Extracted data entries:
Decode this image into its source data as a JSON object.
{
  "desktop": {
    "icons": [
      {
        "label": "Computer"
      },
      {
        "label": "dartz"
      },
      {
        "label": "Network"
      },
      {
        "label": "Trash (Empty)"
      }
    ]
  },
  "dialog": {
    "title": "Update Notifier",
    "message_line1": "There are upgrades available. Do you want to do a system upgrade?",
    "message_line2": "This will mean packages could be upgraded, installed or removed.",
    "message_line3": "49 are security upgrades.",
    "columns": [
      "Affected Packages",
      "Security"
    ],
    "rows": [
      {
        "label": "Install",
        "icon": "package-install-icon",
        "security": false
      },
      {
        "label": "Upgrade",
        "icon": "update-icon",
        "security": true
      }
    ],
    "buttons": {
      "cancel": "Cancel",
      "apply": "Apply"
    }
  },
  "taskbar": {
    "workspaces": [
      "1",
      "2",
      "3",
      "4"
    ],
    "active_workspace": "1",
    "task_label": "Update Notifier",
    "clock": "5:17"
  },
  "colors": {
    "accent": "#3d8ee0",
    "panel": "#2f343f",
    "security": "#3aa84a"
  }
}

> _Objective_
Extract the complete listing above, reproducing each line exactly.

> _Answer for the task_
Decode this image into its source data as a JSON object.
{
  "desktop": {
    "icons": [
      {
        "label": "Computer"
      },
      {
        "label": "dartz"
      },
      {
        "label": "Network"
      },
      {
        "label": "Trash (Empty)"
      }
    ]
  },
  "dialog": {
    "title": "Update Notifier",
    "message_line1": "There are upgrades available. Do you want to do a system upgrade?",
    "message_line2": "This will mean packages could be upgraded, installed or removed.",
    "message_line3": "49 are security upgrades.",
    "columns": [
      "Affected Packages",
      "Security"
    ],
    "rows": [
      {
        "label": "Install",
        "icon": "package-install-icon",
        "security": false
      },
      {
        "label": "Upgrade",
        "icon": "update-icon",
        "security": true
      }
    ],
    "buttons": {
      "cancel": "Cancel",
      "apply": "Apply"
    }
  },
  "taskbar": {
    "workspaces": [
      "1",
      "2",
      "3",
      "4"
    ],
    "active_workspace": "1",
    "task_label": "Update Notifier",
    "clock": "5:17"
  },
  "colors": {
    "accent": "#3d8ee0",
    "panel": "#2f343f",
    "security": "#3aa84a"
  }
}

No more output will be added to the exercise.